CONSEGNA 1 - Riscrivi il passo dell'intervista a Jonella Ligresti che va da "Ripercorra per i" fino a "è successo dopo?", mettendo "prigioni" al posto di "carceri".
CONSEGNA 2 -
Secondo l'intervista a Jonella Ligresti, queste affermazioni sono vere? Rispondi sì o no per ciascuna, citando le parole dell'intervista che lo stabiliscono.
(a) L'arresto avvenne mentre Ligresti era in vacanza in Sardegna.
(b) Ligresti fu detenuta in un solo carcere.
(c) Al momento dell'arresto Ligresti ricopriva ancora delle cariche.
CONSEGNA 3 - Come prosegue l'intervista a Jonella Ligresti? Scrivine il seguito a partire dall'ultima domanda riportata.

───── ESTRATTO DEL DOCUMENTO ─────

La scena è quella di un'istantanea storica, anche se un po'
ingiallita: interno sera nel salotto buono di casa del sindaco, una
mappa distesa sul tappeto e Letizia Moratti e Salvatore Ligresti
seduti per terra a vedere come sarebbe sorta Citylife a Milano.
Quell'opera ha segnato il rilancio del capoluogo lombardo, dopo un
inizio stentato, ed è ancora stampata nella memoria, come tanti
altri lampi, di Jonella Ligresti, una delle prime donne a sedere
nei cda delle più importanti società quotate, in primis Mediobanca,
ma anche una delle prime donne di potere con un cammino molto
doloroso alle spalle, reduce da un calvario giudiziario e dalla
spoliazione di quello che un tempo i giornali definivano l'impero
Ligresti. A nove anni dall'arresto e dopo il proscioglimento
definitivo, l'ex presidente di Fonsai ha deciso di parlare con
Milano Finanza di quell'esperienza che ha travolto una famiglia,
simbolo di un pezzo di storia di Milano. "Non dimentico nulla ma
vado avanti e penso al futuro", afferma in un lungo colloquio a
pochi giorni dal voto per i referendum sulla giustizia.
Domanda. Dottoressa Ligresti, sono passati quasi nove anni da
quando lei fu arrestata con l'accusa di falso in bilancio e
aggiotaggio. Dopo un lungo percorso processuale è stata prosciolta.
Ripercorra per i lettori di Milano Finanza, le tappe di questa
vicenda.
Risposta. Sono venuti a prendermi tre agenti della finanza una
mattina di luglio del 2013. Ero in vacanza in Sardegna. Sono stata
strappata dalle braccia del mio figlio più piccolo di 11 anni, per
essere sbattuta in tre carceri differenti. Cagliari Torino e
Milano. Come i peggiori delinquenti. Arrestata perché avevano paura
che fuggissi, a nuoto dalla Sardegna con mio figlio sulle spalle,
oppure che reiterassi il reato, però non avevo più nessuna carica,
o che inquinassi le prove, peccato però che il reato contestatomi
era su una posta di bilancio già cristallizzata due anni prima. Che
bisogno c'era di arrestarmi?
D. Andiamo per gradi, cosa è successo dopo?

───── MATERIALE FORNITO ─────

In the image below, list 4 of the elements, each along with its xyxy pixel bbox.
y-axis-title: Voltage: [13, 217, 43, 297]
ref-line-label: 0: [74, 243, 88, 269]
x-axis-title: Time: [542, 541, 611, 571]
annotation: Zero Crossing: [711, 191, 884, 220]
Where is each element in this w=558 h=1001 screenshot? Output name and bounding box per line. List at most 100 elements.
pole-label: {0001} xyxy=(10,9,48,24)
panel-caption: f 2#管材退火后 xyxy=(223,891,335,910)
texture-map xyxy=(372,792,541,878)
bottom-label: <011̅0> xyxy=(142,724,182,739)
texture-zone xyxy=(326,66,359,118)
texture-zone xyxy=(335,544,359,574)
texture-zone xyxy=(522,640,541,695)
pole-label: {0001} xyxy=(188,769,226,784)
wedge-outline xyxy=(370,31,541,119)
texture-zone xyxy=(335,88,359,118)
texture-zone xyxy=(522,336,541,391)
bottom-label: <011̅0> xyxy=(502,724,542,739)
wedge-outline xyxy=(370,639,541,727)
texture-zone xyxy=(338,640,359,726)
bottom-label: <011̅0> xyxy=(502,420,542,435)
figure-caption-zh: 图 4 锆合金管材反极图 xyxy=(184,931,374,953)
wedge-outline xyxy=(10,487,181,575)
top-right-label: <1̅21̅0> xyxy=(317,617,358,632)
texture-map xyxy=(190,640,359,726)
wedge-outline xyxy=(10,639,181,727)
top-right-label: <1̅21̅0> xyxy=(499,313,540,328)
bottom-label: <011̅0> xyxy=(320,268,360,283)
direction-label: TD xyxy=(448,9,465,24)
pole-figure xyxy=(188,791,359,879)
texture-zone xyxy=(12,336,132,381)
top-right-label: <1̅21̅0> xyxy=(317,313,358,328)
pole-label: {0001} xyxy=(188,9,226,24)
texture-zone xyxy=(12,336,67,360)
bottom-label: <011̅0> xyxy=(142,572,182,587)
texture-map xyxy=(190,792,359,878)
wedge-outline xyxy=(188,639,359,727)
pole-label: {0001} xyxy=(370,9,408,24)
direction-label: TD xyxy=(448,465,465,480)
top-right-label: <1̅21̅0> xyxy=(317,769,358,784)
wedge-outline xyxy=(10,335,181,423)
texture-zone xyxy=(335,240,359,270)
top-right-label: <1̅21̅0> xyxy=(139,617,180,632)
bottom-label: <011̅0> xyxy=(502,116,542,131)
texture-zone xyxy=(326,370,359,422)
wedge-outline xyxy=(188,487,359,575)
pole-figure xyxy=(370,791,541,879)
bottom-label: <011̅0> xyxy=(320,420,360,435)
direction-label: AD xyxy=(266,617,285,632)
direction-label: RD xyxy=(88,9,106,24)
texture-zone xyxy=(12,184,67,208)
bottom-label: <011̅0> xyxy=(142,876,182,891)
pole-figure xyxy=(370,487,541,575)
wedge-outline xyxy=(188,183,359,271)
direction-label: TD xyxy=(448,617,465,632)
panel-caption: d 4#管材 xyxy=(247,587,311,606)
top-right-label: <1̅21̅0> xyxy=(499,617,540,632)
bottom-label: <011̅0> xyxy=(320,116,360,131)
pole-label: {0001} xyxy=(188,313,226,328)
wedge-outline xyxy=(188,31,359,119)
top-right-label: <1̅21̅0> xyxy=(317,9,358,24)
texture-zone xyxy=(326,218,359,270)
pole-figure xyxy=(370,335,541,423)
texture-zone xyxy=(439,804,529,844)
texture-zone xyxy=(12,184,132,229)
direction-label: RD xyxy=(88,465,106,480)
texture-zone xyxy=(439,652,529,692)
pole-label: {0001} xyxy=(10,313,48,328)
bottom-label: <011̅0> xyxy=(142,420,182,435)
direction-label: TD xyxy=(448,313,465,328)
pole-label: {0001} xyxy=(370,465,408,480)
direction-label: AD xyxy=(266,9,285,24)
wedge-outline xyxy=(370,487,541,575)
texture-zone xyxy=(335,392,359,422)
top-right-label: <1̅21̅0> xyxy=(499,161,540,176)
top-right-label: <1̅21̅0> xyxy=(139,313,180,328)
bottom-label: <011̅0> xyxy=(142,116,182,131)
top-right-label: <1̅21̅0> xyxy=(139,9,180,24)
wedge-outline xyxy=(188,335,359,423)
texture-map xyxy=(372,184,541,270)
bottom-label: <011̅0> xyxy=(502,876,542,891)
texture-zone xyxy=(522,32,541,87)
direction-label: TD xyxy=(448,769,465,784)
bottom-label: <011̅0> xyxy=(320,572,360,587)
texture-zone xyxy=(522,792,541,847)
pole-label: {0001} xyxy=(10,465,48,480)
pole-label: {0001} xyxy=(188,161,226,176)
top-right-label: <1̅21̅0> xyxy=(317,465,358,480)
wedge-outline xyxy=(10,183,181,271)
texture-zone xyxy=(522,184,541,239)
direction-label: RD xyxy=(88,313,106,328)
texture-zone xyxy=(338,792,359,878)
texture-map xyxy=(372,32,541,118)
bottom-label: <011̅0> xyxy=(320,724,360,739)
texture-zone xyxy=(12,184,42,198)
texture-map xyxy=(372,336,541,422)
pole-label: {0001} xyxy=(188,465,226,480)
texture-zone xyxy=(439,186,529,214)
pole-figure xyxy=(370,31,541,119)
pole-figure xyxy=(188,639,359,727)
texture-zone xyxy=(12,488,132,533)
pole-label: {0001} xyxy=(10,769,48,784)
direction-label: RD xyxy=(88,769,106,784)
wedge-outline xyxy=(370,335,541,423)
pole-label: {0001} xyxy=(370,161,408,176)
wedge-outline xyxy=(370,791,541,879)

─────

RISULTATO ATTESO 1 -
Ripercorra per i lettori di Milano Finanza, le tappe di questa
vicenda.
Risposta. Sono venuti a prendermi tre agenti della finanza una
mattina di luglio del 2013. Ero in vacanza in Sardegna. Sono stata
strappata dalle braccia del mio figlio più piccolo di 11 anni, per
essere sbattuta in tre prigioni differenti. Cagliari Torino e
Milano. Come i peggiori delinquenti. Arrestata perché avevano paura
che fuggissi, a nuoto dalla Sardegna con mio figlio sulle spalle,
oppure che reiterassi il reato, però non avevo più nessuna carica,
o che inquinassi le prove, peccato però che il reato contestatomi
era su una posta di bilancio già cristallizzata due anni prima. Che
bisogno c'era di arrestarmi?
D. Andiamo per gradi, cosa è successo dopo?

RISULTATO ATTESO 2 -
(a) Sì: "Ero in vacanza in Sardegna."
(b) No: "per essere sbattuta in tre carceri differenti."
(c) No: "però non avevo più nessuna carica".

RISULTATO ATTESO 3 -
R. Dopo tre mesi di carcere il mio avvocato è venuto a
comunicarmi che mi avevano concesso i domiciliari quindi finalmente
potevo tornare a casa. Peccato però "che si erano sbagliati" e che
i miei bambini sono stati tutto il pomeriggio ad aspettarmi fuori
dal carcere. A quel punto sono crollati, la violenza della
Giustizia aveva colpito in pieno anche i miei figli che mi hanno
implorato di fare e dire qualsiasi cosa pur di uscire, avevano
paura che non sarei più tornata a casa. Cosa fa una mamma? Mette al
primo posto la salute psicofisica dei suoi figli sacrificando il
suo diritto alla verità!
D. Quindi ha patteggiato?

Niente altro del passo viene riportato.